### Exercise details
Look through the records below, count the lines with the word "ylabel", and reply with only the number.
#### Data listing
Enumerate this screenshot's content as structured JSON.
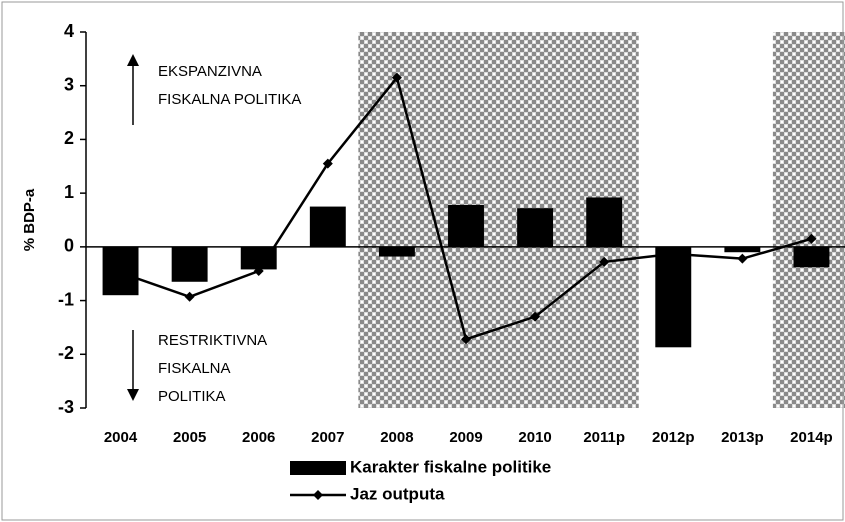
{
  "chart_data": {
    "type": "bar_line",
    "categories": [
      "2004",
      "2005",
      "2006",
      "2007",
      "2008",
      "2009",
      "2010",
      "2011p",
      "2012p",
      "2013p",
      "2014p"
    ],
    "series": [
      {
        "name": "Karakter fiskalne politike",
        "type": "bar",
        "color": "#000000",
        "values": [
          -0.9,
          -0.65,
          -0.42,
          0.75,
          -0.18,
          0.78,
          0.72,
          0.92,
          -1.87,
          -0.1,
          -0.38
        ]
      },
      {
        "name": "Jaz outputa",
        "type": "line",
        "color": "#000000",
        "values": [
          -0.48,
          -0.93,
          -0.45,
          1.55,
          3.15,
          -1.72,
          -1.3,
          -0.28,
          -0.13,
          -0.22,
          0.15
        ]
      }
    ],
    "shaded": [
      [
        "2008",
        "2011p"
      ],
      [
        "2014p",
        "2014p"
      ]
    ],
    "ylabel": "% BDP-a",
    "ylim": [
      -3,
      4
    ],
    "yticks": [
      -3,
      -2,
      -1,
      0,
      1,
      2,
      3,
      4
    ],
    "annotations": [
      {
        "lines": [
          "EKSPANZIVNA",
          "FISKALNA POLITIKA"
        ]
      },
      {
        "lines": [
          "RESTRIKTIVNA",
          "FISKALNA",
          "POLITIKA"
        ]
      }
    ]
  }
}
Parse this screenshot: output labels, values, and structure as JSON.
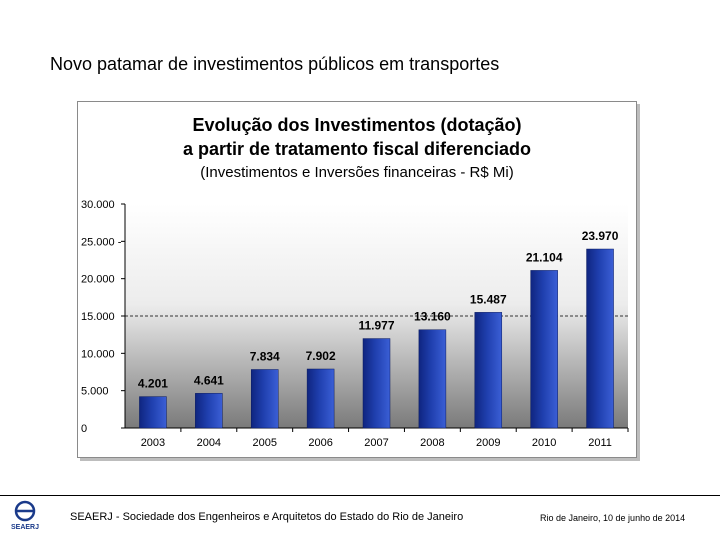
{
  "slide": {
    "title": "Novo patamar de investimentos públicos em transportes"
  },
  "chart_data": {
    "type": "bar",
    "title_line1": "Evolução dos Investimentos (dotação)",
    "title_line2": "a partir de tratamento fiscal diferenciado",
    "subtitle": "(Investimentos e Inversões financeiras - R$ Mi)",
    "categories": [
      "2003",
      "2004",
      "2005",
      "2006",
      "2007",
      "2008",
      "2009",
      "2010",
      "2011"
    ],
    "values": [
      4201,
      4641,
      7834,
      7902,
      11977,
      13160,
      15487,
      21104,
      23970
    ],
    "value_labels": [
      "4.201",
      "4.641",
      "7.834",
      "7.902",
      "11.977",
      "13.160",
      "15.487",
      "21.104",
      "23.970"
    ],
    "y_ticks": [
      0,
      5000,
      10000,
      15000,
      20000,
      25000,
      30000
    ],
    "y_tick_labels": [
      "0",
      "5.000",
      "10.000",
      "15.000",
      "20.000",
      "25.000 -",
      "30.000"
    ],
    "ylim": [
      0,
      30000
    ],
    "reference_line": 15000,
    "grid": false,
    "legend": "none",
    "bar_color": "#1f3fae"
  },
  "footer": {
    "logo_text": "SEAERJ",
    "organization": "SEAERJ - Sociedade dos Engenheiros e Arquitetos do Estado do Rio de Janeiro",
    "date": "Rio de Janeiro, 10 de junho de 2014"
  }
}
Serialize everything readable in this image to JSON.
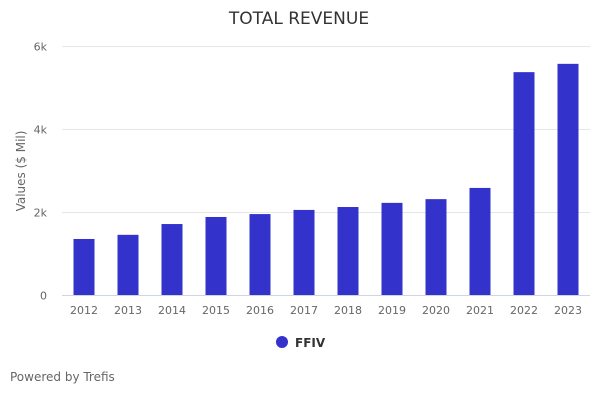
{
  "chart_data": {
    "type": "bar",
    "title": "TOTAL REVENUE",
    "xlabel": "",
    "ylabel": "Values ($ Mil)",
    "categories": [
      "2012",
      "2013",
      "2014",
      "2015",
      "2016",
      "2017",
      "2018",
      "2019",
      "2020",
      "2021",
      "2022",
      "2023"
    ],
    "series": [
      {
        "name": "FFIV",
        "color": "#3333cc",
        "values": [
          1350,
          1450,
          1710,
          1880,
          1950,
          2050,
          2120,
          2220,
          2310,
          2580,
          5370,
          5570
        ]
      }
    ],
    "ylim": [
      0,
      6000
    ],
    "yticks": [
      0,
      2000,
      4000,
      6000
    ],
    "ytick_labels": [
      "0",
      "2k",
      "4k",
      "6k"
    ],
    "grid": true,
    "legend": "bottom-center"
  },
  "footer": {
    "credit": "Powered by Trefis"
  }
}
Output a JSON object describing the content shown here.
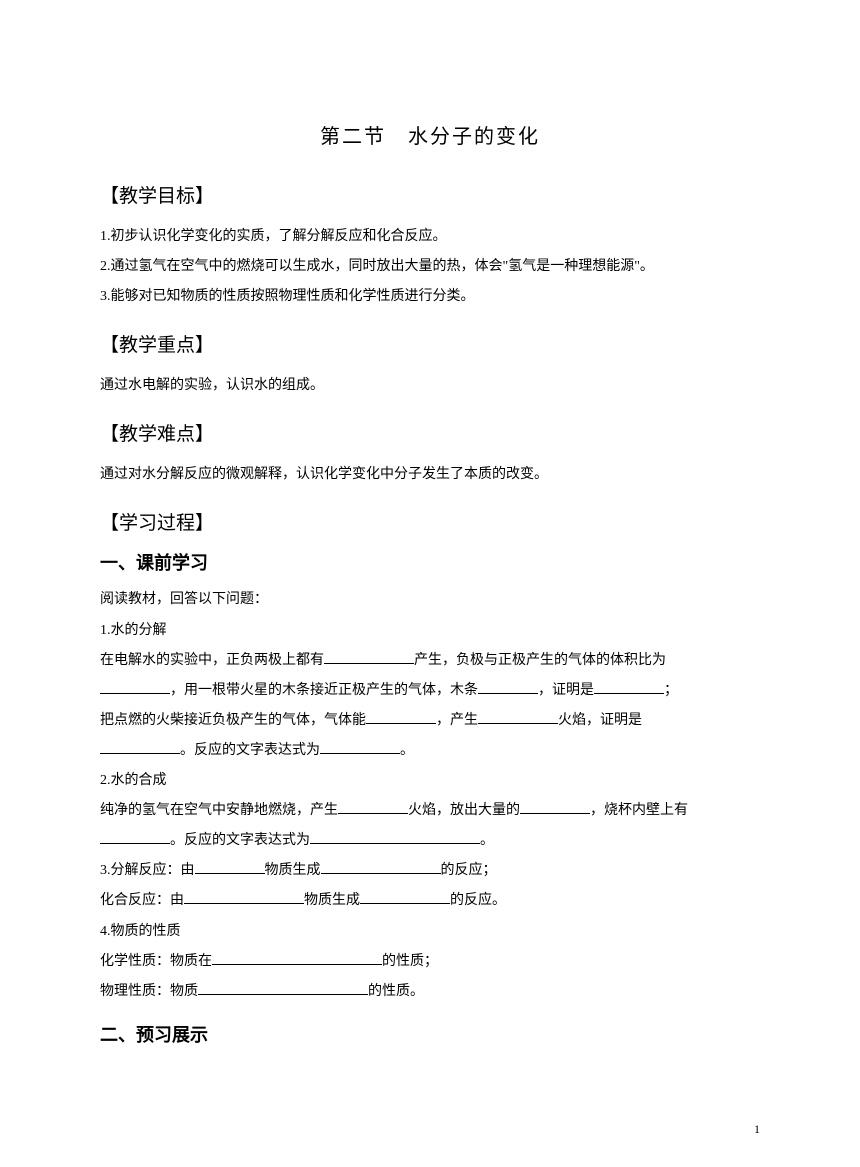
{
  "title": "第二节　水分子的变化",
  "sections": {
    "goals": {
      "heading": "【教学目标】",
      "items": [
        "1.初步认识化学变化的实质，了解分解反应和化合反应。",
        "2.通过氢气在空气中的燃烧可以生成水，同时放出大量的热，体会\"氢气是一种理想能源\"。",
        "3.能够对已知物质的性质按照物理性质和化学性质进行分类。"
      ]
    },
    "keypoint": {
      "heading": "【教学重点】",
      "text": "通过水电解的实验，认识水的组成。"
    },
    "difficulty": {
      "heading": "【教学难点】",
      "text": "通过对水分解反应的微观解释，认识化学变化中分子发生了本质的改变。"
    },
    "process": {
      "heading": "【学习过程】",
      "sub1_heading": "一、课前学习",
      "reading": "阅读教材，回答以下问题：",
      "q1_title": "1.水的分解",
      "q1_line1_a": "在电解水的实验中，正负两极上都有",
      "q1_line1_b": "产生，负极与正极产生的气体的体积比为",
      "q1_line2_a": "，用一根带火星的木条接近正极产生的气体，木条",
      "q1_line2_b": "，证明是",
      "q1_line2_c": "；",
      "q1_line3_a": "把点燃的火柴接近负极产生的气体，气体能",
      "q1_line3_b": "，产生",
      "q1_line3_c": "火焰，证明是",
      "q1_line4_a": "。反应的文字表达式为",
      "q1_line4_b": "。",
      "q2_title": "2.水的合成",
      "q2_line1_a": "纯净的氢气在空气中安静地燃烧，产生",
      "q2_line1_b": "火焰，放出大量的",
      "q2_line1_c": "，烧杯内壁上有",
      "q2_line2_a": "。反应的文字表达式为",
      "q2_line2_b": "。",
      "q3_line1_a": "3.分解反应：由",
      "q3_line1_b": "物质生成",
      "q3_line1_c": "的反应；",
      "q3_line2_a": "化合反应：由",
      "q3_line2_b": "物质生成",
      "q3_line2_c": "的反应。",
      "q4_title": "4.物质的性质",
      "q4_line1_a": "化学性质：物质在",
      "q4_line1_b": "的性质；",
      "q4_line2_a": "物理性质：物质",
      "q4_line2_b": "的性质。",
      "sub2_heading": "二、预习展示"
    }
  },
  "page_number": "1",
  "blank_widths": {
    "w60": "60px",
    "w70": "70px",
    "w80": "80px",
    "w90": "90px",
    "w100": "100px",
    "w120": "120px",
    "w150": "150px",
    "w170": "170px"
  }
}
########
#### Data listing
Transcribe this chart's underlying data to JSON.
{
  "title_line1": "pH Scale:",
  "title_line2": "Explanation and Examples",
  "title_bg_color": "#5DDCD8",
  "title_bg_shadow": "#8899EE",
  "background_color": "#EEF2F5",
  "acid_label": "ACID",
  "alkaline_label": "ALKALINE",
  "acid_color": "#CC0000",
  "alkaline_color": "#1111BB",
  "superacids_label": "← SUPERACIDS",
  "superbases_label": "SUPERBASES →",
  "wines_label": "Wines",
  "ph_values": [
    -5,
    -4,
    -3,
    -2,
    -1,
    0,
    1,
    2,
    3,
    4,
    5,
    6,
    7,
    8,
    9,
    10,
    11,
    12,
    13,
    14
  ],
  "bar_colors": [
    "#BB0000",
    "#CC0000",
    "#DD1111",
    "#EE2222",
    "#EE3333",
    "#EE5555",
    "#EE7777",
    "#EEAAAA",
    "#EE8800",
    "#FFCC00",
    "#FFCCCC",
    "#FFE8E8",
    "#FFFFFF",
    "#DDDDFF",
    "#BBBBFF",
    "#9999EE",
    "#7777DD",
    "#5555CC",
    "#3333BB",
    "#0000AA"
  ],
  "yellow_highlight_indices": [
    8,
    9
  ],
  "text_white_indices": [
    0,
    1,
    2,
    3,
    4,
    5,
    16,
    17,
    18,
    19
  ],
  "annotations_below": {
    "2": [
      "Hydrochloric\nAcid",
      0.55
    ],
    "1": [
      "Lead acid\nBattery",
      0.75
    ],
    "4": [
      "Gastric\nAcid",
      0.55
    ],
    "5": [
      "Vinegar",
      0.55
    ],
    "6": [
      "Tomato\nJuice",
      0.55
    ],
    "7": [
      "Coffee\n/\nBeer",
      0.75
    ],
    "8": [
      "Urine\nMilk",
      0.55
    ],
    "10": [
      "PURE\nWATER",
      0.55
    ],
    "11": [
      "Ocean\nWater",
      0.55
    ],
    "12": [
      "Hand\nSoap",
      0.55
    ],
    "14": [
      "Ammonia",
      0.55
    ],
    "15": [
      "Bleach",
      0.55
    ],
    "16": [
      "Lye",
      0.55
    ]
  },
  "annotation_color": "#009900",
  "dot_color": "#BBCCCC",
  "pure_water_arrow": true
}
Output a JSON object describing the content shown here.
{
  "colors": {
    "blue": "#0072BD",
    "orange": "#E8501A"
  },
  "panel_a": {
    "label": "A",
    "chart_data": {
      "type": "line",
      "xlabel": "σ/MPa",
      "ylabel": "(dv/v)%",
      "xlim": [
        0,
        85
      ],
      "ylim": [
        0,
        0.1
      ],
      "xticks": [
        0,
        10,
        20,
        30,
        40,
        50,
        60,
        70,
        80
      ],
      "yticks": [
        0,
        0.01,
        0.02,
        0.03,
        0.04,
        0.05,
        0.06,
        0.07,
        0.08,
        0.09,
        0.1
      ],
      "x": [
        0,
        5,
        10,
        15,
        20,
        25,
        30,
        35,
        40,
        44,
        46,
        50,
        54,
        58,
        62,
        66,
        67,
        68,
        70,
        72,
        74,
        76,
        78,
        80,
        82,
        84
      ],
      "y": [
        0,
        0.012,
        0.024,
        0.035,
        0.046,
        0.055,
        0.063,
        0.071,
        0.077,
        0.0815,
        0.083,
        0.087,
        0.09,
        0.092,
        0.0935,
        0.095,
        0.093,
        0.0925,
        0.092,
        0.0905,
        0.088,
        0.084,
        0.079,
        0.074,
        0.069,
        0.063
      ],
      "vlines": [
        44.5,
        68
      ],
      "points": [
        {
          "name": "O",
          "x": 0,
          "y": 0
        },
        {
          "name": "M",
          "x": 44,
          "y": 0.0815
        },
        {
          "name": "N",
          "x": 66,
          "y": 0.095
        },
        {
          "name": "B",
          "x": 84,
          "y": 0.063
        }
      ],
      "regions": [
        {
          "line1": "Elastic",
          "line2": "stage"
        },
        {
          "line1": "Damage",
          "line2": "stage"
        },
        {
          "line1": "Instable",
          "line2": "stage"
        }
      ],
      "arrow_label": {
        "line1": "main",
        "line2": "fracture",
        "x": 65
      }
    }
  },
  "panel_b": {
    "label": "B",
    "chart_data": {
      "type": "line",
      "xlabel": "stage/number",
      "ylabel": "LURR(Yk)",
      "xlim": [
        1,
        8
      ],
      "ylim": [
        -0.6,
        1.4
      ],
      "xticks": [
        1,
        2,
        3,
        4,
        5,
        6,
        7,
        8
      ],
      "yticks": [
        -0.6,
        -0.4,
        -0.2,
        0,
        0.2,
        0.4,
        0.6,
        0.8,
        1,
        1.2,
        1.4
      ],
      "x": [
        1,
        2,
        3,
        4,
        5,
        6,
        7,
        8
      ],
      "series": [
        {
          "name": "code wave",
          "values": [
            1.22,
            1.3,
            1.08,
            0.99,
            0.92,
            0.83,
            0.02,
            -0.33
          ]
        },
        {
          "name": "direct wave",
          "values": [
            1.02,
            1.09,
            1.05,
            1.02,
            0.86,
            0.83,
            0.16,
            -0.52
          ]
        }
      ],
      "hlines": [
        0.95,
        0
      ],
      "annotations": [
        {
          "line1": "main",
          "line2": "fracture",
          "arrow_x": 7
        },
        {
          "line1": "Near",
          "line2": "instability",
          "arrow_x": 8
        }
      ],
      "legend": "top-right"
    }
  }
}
########
#### Data listing
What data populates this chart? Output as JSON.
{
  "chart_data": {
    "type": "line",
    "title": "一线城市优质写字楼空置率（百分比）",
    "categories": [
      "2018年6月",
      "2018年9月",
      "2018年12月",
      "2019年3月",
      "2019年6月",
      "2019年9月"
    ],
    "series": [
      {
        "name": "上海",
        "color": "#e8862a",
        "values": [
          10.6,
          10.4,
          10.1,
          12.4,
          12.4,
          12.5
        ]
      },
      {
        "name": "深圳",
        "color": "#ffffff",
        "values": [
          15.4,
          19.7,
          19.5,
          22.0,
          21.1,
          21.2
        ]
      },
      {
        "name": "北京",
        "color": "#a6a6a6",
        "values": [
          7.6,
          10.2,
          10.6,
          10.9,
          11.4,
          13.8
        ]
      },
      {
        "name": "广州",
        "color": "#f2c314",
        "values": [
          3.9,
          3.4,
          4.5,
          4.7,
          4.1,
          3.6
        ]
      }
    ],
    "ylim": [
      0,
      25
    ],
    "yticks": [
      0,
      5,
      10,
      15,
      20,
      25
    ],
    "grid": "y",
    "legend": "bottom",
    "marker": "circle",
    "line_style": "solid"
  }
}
########
### Completed exercise
4